Given problem: Reproduce every line of the data below verbatim, but leave out the picture.
## Begin Records provided
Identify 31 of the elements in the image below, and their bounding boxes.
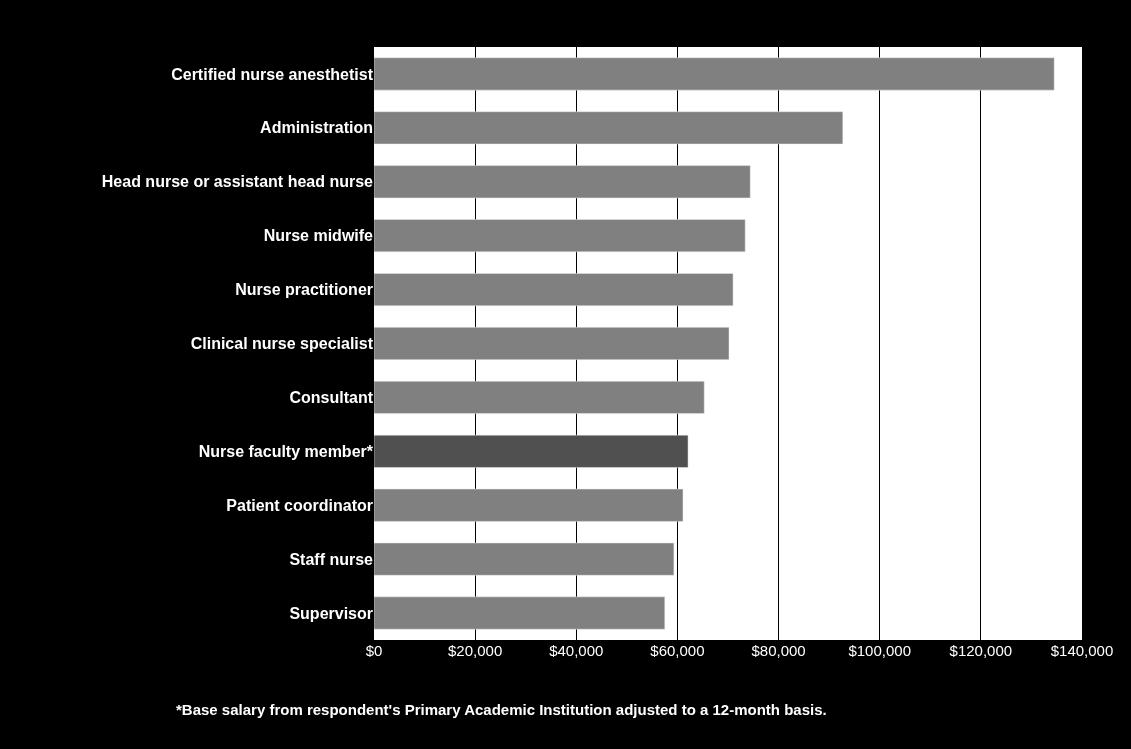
x-tick-label: $100,000 [848,642,911,659]
bar [374,273,734,307]
bar [374,380,705,414]
bar [374,111,844,145]
y-tick-label: Supervisor [289,604,373,622]
y-tick-label: Head nurse or assistant head nurse [101,173,374,191]
bar [374,488,684,522]
x-tick-label: $20,000 [448,642,503,659]
y-tick-label: Nurse practitioner [235,281,373,299]
bar [374,542,675,576]
x-tick-label: $120,000 [949,642,1013,659]
bar [374,57,1055,91]
x-tick-label: $0 [365,642,383,659]
y-tick-label: Nurse midwife [263,227,374,245]
bar [374,327,730,360]
x-tick-label: $140,000 [1050,642,1114,659]
x-tick-label: $60,000 [650,642,705,659]
bar [374,165,751,199]
x-tick-label: $80,000 [751,642,806,659]
text: *Base salary from respondent's Primary Academic Institution adjusted to a 12-month basis. [176,701,827,718]
y-tick-label: Certified nurse anesthetist [171,65,374,83]
y-tick-label: Patient coordinator [226,496,373,514]
bar [374,434,689,468]
y-tick-label: Administration [260,119,373,137]
bar [374,219,746,253]
y-tick-label: Staff nurse [289,550,374,568]
y-tick-label: Clinical nurse specialist [190,335,374,353]
y-tick-label: Nurse faculty member* [198,442,374,460]
bar [374,596,666,630]
y-tick-label: Consultant [289,389,374,407]
x-tick-label: $40,000 [549,642,604,659]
## End Records provided
Exercise response:
Identify 31 of the elements in the image below, and their bounding boxes.
x-tick-label: $100,000 [848,642,911,659]
bar [374,273,734,307]
bar [374,380,705,414]
bar [374,111,844,145]
y-tick-label: Supervisor [289,604,373,622]
y-tick-label: Head nurse or assistant head nurse [101,173,374,191]
bar [374,488,684,522]
x-tick-label: $20,000 [448,642,503,659]
y-tick-label: Nurse practitioner [235,281,373,299]
bar [374,542,675,576]
x-tick-label: $120,000 [949,642,1013,659]
bar [374,57,1055,91]
x-tick-label: $0 [365,642,383,659]
y-tick-label: Nurse midwife [263,227,374,245]
bar [374,327,730,360]
x-tick-label: $140,000 [1050,642,1114,659]
x-tick-label: $60,000 [650,642,705,659]
bar [374,165,751,199]
x-tick-label: $80,000 [751,642,806,659]
text: *Base salary from respondent's Primary Academic Institution adjusted to a 12-month basis. [176,701,827,718]
y-tick-label: Certified nurse anesthetist [171,65,374,83]
y-tick-label: Patient coordinator [226,496,373,514]
bar [374,434,689,468]
y-tick-label: Administration [260,119,373,137]
bar [374,219,746,253]
y-tick-label: Staff nurse [289,550,374,568]
y-tick-label: Clinical nurse specialist [190,335,374,353]
y-tick-label: Nurse faculty member* [198,442,374,460]
bar [374,596,666,630]
y-tick-label: Consultant [289,389,374,407]
x-tick-label: $40,000 [549,642,604,659]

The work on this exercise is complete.